→ **Exercise**
Work out the number of lines in the listing that include the string "from". Reply with that number alone.

= = =

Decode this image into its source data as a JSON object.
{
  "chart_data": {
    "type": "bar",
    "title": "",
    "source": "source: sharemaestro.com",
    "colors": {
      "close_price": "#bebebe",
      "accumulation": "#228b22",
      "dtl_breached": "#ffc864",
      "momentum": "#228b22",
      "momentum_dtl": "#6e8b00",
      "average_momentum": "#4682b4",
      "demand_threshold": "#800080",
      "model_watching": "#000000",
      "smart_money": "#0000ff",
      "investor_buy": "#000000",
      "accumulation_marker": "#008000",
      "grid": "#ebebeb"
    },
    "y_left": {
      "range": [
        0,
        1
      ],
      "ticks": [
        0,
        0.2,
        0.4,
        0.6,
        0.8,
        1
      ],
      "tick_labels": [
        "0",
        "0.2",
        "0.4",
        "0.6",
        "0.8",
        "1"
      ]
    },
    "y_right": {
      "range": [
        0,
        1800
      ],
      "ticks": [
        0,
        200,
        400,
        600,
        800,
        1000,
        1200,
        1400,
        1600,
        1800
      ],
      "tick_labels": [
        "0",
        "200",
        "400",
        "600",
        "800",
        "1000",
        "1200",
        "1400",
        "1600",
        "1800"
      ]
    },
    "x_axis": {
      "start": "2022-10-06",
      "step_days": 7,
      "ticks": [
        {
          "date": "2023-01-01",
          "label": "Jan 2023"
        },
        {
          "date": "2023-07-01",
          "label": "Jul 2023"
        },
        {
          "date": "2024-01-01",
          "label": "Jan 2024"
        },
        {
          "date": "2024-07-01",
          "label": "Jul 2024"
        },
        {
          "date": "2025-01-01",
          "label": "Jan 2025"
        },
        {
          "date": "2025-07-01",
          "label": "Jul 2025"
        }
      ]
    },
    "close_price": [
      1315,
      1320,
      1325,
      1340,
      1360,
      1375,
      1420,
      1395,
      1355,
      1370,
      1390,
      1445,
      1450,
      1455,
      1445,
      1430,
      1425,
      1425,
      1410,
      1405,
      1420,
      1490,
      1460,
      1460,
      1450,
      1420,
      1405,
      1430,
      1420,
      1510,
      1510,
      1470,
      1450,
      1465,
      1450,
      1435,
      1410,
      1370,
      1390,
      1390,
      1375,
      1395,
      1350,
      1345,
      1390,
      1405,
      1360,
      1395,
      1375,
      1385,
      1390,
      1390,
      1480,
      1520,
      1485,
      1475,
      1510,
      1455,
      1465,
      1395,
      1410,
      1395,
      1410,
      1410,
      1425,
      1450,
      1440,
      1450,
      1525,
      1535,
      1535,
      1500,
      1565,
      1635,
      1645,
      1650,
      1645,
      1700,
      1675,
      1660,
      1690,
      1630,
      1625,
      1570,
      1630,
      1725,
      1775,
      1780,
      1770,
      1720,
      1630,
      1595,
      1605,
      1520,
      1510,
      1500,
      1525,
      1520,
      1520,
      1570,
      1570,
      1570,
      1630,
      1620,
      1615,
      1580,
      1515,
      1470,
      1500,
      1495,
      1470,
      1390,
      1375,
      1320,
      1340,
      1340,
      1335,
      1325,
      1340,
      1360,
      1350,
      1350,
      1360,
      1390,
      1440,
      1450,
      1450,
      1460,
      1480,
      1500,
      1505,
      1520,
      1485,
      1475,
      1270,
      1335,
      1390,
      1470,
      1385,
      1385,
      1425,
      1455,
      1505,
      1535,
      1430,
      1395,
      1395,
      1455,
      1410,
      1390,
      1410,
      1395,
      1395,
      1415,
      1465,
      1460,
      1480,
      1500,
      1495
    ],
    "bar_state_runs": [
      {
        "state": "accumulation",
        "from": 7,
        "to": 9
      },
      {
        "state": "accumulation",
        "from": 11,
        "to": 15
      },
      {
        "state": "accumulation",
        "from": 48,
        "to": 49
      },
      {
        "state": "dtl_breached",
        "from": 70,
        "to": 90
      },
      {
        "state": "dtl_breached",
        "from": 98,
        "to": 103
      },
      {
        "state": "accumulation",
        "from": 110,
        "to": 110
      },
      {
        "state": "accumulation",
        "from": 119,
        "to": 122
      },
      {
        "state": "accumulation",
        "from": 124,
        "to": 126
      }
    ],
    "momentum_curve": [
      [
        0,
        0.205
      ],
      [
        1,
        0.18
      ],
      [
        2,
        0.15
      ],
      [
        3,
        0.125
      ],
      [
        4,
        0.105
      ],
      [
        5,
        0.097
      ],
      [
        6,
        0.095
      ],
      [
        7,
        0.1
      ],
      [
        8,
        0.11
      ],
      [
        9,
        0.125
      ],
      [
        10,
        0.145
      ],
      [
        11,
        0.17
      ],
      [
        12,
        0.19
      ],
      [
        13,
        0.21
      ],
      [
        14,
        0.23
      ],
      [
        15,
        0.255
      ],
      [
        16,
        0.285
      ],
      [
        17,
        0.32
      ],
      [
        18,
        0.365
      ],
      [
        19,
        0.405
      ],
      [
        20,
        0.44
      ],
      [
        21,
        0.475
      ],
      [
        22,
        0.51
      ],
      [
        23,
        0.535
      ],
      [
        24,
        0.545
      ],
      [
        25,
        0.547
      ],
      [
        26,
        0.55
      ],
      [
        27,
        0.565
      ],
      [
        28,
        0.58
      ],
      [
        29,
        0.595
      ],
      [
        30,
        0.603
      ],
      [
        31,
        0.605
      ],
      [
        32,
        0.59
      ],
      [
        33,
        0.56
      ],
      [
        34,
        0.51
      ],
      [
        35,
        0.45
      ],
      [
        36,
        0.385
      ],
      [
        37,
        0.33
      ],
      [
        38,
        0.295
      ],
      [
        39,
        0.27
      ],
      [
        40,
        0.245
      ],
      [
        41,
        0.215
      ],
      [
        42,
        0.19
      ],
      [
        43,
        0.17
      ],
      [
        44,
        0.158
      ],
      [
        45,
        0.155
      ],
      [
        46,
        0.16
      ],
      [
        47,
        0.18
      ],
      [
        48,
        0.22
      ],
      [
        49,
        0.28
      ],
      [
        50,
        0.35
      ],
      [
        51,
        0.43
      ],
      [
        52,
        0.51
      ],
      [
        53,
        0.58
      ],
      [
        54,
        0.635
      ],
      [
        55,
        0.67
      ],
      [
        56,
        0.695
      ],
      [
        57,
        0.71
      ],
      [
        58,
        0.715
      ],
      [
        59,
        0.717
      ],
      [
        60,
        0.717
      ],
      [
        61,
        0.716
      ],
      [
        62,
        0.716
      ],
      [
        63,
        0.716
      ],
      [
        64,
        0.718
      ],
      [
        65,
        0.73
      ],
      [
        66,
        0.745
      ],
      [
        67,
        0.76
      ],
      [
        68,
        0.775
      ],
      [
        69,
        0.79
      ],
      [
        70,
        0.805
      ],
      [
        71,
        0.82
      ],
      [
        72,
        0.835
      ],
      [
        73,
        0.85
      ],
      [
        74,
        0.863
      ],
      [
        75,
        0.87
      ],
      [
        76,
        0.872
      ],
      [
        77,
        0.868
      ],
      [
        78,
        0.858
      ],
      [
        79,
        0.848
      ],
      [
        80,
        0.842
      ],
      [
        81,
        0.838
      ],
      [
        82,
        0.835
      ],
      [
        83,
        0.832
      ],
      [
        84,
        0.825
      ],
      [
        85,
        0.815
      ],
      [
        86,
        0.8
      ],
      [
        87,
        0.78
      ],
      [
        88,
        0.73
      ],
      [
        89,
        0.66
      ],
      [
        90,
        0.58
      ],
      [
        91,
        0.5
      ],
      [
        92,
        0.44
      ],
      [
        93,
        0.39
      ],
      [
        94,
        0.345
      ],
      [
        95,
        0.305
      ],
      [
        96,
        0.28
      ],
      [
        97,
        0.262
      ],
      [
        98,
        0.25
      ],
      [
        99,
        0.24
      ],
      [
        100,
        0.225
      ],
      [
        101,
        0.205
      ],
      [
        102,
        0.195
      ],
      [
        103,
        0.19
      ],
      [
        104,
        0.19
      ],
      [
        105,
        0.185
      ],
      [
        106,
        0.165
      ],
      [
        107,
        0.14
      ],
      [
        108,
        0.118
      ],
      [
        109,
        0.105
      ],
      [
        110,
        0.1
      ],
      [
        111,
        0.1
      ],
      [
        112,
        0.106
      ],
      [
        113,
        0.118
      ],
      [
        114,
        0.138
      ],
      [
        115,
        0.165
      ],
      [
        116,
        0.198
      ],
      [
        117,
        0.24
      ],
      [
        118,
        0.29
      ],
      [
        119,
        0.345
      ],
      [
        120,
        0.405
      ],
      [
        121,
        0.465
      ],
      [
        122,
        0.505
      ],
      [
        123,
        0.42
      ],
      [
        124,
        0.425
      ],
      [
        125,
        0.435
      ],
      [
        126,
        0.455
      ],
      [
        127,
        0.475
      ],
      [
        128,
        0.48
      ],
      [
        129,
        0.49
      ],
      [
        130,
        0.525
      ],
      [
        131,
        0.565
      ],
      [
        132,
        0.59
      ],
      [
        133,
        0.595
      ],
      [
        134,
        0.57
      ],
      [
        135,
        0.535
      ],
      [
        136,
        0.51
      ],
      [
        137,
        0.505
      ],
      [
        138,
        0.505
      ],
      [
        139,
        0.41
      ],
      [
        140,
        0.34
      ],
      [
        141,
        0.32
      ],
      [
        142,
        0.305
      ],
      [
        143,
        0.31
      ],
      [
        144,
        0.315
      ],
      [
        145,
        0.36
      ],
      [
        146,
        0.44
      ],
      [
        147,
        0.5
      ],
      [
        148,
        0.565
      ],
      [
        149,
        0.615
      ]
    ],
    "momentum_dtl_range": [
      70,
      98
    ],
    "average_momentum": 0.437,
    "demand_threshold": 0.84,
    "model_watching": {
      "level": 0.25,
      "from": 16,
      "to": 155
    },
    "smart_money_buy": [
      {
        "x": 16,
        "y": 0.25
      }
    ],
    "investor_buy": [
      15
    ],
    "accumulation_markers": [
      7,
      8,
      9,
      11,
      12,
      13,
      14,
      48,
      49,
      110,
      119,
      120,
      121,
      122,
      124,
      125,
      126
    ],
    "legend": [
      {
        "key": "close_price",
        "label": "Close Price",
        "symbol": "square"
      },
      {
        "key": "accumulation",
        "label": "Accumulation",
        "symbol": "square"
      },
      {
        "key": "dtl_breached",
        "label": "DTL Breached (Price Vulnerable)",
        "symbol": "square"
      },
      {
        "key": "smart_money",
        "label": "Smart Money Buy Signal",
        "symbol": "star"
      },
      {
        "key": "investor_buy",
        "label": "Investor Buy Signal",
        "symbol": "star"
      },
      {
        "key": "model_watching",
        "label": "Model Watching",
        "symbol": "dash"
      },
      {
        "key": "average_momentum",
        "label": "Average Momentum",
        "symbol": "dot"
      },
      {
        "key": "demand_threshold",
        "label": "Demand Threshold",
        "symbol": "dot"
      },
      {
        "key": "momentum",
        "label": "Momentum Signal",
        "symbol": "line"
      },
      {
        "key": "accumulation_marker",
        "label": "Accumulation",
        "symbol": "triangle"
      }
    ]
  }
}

= = =

→ **Complete output**
9